§ **Yönergeler**
1. 1873 Viyana çöküşünü anlatan yazıdan "Altın Standardı ve" sözleriyle başlayan ve "belirleyici hâle geldi." sözleri de dahil olmak üzere orada biten kısmı olduğu gibi yazdır.
2. 1873 Viyana çöküşünü anlatan yazıya göre şu ifadelerin her biri için evet ya da hayır de, kararını belirleyen sözleri de yazıdan aynen alıntıla: (a) 1873'te balon gayrimenkulde patladı. (b) Uzun Depresyon, Londra Borsası'nın çöküşüyle başladı. (c) ABD Merkez Bankası'nın faiz politikası, 19. yüzyılın altın rezervleri kadar belirleyici hâle geldi.

§ **Kaynak**
◆ ◆ ◆
Fatma Ece Gödeoğlu

Tarih tekerrür etmez, ama kafiyelenir

19.10.2025 14:51
Haber Detay Image

Tarih, matematiksel bir kesinlikle tekrar etmez ama finans dünyasında ritim hiç değişmez. 1873'te Viyana Borsası'nın çöküşüyle başlayan "Uzun Depresyon" nasıl bir çağın ekonomik sınırlarını çizdiyse, bugün 2025'te de küresel sistem benzer bir denklemle karşı karşıya: sermaye birikimi, likidite bolluğu, aşırı güven ve ardından gelen kırılma.

1873'ün Viyana'sı ile 2025'in Dijital Ekonomisi

19. yüzyılın ikinci yarısında sermaye "demiryolları"na akıyordu; bugün "veri yollarına", yani dijital altyapılara, yapay zekâ platformlarına ve kripto paralara akıyor.

O günün yatırımcıları demiryolu şirketlerinin her şehri birbirine bağlayacağına inanıyordu; bugün ise yatırımcılar yapay zekânın her sorunu çözeceğine inanıyor.

İki dönemde de ortak unsur aynı: teknolojik ilerleme üzerinden sınırsız büyüme inancı.

Ancak her teknoloji devrimi, önce bir "balon" yaratır, ardından ekonomik bir arınma dönemini getirir. 1873'te bu balon gayrimenkulde patladı; 2008'de mortgage piyasasında; 2025'te ise belki "dijital varlıklar" ya da "yapay zekâ hisseleri" üzerinden benzer bir kırılganlığa sürükleniyoruz.

Altın Standardı ve Bugünün Dolar Standardı

Viyana çöküşü, altın standardına geçişin getirdiği parasal sıkışmayla derinleşmişti.

Bugün dünya, benzer bir sıkışmayı dolar standardı üzerinden yaşıyor. ABD Merkez Bankası'nın faiz politikası, 19. yüzyılın altın rezervleri kadar belirleyici hâle geldi.

Paranın küresel akışı yine bir merkezde toplanıyor, çevre ekonomiler ise bu dalgalanmalara karşı savunmasız kalıyor.

Tıpkı 1873'teki gibi, sermaye en küçük güven kaybında merkezden çevreye değil, çevreden merkeze kaçıyor. Viyana'dan Berlin'e, Berlin'den Londra'ya giden para; bugün İstanbul'dan, Buenos Aires'ten veya Delhi'den New York'a akıyor.

"Likidite Bolluğu" Yanılsaması

1870'lerde bankalar "herkes kazanıyor" yanılsamasını körüklüyordu.
◆ ◆ ◆
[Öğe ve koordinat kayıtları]
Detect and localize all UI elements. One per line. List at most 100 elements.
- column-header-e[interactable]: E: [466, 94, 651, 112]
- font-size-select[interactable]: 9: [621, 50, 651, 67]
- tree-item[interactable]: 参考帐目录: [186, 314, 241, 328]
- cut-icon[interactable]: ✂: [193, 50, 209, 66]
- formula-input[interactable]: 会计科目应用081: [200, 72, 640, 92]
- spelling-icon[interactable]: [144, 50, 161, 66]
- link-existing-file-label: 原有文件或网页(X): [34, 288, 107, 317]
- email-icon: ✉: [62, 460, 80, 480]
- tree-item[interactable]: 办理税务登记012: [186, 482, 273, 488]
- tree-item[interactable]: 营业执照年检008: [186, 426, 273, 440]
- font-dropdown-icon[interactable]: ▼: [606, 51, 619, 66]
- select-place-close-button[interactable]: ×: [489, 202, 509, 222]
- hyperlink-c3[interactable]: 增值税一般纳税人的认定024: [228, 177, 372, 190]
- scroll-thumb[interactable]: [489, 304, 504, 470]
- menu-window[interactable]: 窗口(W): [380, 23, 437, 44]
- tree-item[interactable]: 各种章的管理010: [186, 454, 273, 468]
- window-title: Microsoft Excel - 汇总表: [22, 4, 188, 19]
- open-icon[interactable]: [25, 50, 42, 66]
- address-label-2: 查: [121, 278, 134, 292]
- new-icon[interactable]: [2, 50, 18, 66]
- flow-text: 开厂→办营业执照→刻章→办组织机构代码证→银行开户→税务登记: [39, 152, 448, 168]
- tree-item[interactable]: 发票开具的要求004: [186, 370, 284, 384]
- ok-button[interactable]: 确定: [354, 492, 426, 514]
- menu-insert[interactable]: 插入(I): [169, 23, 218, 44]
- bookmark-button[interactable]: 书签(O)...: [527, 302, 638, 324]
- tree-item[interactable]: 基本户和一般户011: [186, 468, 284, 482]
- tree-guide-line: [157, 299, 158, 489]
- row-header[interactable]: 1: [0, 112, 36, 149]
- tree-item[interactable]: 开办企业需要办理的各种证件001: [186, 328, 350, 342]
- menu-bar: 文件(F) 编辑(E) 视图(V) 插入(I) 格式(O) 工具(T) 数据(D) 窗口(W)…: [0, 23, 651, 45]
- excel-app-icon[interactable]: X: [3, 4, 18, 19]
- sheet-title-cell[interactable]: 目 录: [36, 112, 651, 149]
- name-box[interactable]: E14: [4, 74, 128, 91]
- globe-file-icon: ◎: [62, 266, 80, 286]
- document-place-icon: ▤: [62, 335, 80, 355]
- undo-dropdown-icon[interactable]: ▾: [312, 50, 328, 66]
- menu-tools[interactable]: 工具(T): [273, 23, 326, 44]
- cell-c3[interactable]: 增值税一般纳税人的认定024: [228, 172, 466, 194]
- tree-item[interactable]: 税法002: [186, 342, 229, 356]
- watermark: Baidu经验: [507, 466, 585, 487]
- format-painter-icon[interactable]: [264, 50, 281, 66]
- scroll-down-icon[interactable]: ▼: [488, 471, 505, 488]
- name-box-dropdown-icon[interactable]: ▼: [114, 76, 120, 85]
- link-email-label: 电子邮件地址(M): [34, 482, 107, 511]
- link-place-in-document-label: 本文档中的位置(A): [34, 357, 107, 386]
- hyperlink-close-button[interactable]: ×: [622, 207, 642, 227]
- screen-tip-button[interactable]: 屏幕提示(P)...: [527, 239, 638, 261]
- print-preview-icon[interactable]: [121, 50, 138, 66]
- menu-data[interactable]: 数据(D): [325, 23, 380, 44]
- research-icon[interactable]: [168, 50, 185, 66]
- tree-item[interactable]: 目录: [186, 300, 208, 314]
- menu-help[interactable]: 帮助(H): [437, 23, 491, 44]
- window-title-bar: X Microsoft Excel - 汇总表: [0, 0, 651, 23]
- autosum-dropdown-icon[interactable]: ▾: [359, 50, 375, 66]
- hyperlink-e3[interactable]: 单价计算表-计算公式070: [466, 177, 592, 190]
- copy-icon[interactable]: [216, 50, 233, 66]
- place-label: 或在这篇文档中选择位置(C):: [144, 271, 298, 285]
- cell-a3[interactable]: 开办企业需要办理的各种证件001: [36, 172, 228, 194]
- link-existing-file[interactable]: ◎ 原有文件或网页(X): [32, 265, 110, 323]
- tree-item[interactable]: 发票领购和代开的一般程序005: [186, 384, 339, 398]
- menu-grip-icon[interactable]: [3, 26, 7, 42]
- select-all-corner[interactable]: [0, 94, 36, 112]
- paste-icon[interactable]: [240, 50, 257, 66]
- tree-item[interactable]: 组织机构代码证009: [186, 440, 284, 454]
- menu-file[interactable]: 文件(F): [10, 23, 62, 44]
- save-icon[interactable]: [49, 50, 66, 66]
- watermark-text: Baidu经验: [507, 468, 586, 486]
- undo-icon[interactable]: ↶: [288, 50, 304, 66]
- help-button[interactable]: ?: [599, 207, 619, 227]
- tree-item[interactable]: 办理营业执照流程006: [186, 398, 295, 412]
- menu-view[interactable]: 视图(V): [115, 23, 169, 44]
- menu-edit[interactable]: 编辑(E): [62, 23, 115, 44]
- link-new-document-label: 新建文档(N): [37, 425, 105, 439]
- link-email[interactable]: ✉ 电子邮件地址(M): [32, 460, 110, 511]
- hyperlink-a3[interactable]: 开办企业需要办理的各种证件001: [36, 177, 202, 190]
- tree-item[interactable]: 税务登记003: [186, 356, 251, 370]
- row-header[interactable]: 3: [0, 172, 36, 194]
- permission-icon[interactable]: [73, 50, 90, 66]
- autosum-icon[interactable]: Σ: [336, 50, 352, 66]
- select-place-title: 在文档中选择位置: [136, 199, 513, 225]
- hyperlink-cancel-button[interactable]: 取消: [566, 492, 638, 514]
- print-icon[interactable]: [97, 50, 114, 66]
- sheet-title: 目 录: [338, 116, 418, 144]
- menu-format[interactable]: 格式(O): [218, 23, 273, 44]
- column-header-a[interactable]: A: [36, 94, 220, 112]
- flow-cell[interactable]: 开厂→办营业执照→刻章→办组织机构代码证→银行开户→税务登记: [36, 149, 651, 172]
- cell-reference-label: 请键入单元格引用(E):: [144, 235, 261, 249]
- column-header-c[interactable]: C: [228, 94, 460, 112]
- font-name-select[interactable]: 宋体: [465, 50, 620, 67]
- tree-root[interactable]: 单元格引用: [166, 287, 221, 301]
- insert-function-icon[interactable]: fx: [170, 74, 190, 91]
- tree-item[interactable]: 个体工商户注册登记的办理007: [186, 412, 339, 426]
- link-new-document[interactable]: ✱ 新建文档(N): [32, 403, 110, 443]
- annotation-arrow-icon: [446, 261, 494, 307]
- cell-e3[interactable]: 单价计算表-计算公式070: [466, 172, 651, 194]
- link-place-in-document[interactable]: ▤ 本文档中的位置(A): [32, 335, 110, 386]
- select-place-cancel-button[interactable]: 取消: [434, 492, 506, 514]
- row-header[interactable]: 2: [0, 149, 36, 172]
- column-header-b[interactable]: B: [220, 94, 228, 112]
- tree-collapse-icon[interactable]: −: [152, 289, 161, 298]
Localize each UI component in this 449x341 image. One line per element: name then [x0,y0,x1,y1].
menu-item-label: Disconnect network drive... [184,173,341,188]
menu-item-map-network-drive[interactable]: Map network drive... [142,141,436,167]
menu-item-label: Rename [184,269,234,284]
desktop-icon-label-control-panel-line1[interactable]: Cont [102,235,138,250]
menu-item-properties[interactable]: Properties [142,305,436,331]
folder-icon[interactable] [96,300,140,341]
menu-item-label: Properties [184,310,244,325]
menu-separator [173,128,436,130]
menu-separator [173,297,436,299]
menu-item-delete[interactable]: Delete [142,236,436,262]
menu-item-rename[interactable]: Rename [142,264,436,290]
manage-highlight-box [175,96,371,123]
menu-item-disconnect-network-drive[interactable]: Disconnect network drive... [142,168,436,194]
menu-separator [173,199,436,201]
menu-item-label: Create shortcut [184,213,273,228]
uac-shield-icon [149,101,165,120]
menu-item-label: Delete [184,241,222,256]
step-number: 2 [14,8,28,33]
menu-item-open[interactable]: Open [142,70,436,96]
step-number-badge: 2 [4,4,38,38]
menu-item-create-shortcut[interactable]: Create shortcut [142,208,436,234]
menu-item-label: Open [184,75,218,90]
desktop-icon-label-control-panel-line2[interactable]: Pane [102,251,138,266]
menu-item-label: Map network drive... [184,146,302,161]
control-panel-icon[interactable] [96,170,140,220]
◆ ◆ ◆
§ **Görev Yanıtları**
1.
Altın Standardı ve Bugünün Dolar Standardı

Viyana çöküşü, altın standardına geçişin getirdiği parasal sıkışmayla derinleşmişti.

Bugün dünya, benzer bir sıkışmayı dolar standardı üzerinden yaşıyor. ABD Merkez Bankası'nın faiz politikası, 19. yüzyılın altın rezervleri kadar belirleyici hâle geldi.

2.
(a) Evet: "1873'te bu balon gayrimenkulde patladı"
(b) Hayır: "1873'te Viyana Borsası'nın çöküşüyle başlayan"
(c) Evet: "ABD Merkez Bankası'nın faiz politikası, 19. yüzyılın altın rezervleri kadar belirleyici hâle geldi."